• Records for this exercise:
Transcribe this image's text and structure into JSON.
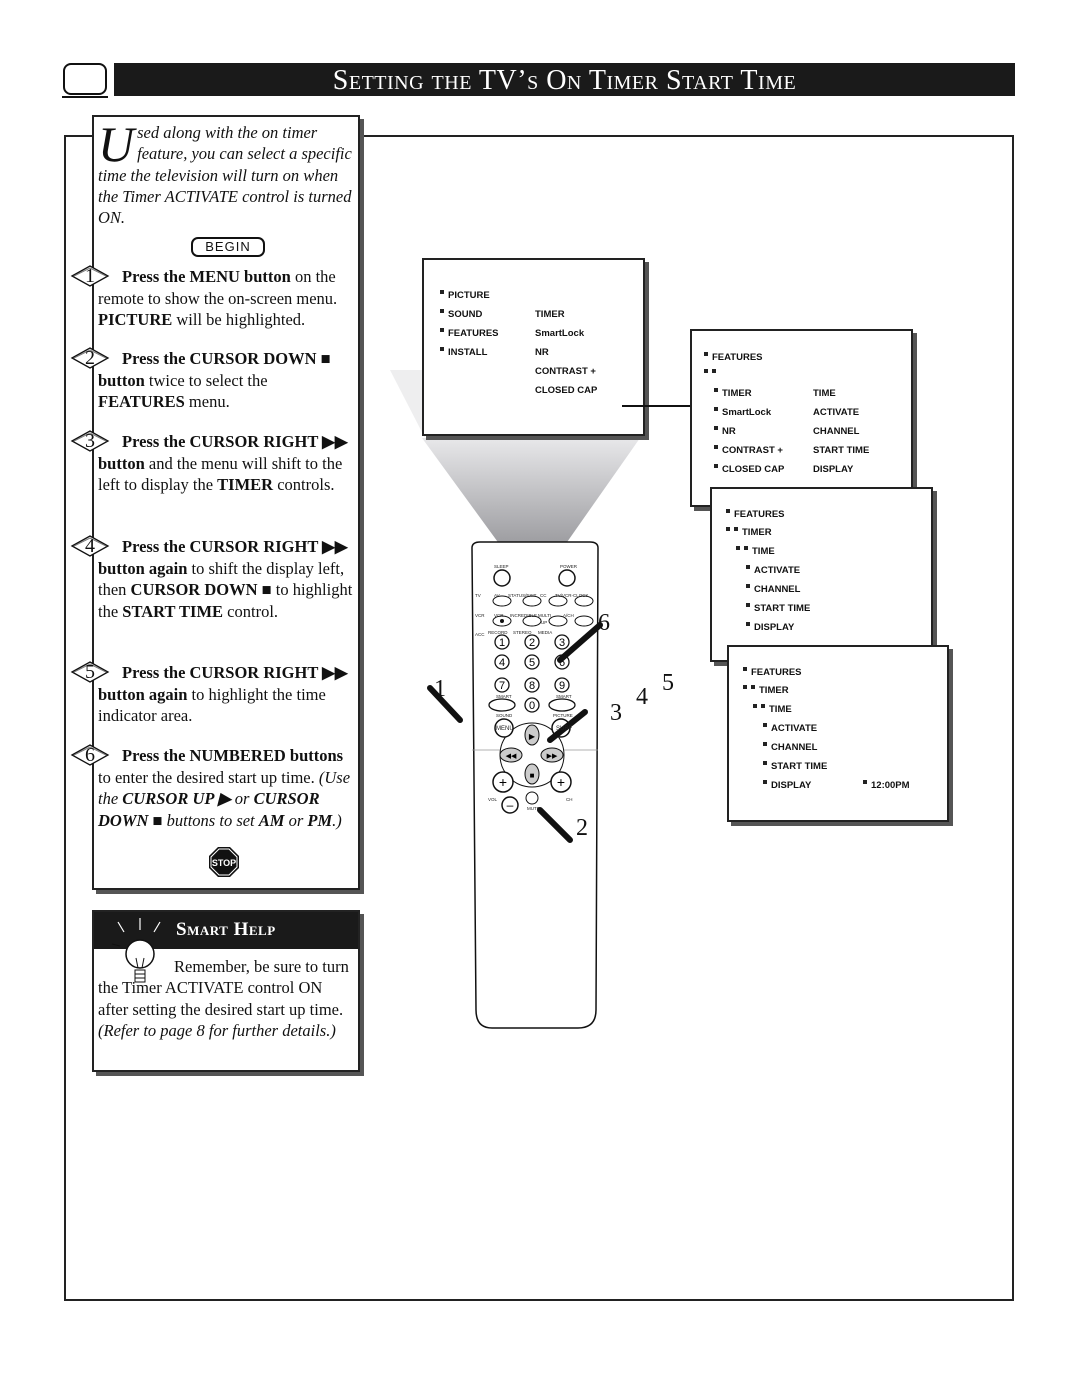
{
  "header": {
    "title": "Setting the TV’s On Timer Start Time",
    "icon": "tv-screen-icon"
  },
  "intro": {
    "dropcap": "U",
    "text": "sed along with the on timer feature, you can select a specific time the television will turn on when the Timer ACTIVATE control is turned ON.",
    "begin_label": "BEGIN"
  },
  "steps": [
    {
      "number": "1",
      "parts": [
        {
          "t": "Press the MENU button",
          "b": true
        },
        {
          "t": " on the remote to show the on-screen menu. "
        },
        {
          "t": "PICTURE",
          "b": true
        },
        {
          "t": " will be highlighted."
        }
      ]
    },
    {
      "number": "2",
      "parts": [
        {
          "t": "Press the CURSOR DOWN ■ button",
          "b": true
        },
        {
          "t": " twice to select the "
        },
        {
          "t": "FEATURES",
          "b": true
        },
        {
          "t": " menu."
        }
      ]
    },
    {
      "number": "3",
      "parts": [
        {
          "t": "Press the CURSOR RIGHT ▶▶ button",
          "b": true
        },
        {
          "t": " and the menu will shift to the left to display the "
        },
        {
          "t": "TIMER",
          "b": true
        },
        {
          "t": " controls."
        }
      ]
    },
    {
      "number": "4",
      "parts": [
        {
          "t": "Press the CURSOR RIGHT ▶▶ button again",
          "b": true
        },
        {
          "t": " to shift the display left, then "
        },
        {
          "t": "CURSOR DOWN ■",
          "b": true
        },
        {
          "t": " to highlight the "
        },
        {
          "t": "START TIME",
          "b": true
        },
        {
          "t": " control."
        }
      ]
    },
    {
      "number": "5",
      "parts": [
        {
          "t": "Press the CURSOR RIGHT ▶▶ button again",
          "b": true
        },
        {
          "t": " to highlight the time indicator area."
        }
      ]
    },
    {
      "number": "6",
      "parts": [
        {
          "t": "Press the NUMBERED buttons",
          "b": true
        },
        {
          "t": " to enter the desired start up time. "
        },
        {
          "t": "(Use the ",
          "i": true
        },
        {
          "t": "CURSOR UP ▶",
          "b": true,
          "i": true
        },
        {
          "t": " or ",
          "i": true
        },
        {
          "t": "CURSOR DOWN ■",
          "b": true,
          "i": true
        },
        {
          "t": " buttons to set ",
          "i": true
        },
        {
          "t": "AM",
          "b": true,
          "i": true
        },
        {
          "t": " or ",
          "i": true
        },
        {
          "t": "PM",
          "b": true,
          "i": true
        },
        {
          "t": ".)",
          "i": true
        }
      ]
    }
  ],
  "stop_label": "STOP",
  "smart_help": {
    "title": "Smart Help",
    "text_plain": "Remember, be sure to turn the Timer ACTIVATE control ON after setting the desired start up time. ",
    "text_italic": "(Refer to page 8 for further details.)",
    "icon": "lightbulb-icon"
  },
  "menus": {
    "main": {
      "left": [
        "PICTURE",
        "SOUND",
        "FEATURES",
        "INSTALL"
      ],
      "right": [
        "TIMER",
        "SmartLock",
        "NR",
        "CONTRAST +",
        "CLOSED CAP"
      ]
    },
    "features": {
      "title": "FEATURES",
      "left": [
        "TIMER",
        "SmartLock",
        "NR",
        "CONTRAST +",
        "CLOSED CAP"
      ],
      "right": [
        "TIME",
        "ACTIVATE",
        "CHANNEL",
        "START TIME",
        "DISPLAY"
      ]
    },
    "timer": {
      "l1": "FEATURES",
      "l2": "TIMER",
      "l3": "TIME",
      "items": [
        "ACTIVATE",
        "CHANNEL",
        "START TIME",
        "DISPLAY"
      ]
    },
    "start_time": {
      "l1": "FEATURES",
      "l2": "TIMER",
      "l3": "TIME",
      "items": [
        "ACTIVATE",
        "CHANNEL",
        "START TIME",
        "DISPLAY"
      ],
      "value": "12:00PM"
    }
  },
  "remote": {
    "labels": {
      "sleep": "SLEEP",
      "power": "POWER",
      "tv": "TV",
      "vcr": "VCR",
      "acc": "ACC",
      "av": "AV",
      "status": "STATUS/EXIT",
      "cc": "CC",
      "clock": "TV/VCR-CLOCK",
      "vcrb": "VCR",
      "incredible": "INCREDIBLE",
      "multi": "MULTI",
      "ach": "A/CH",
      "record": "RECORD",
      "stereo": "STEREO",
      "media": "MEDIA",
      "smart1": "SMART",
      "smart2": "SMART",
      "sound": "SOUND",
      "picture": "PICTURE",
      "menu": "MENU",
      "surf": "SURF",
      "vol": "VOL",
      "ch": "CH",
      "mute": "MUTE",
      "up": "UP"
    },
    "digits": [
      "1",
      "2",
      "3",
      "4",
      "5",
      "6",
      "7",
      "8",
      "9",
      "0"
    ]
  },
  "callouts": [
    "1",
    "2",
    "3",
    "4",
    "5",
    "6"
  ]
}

• Task: Return every line in the listing that contains the word "will".

• Written solution:
    "text": "sed along with the on timer feature, you can select a specific time the television will turn on when the Timer ACTIVATE control is turned ON.",
          "t": " will be highlighted."
          "t": " and the menu will shift to the left to display the "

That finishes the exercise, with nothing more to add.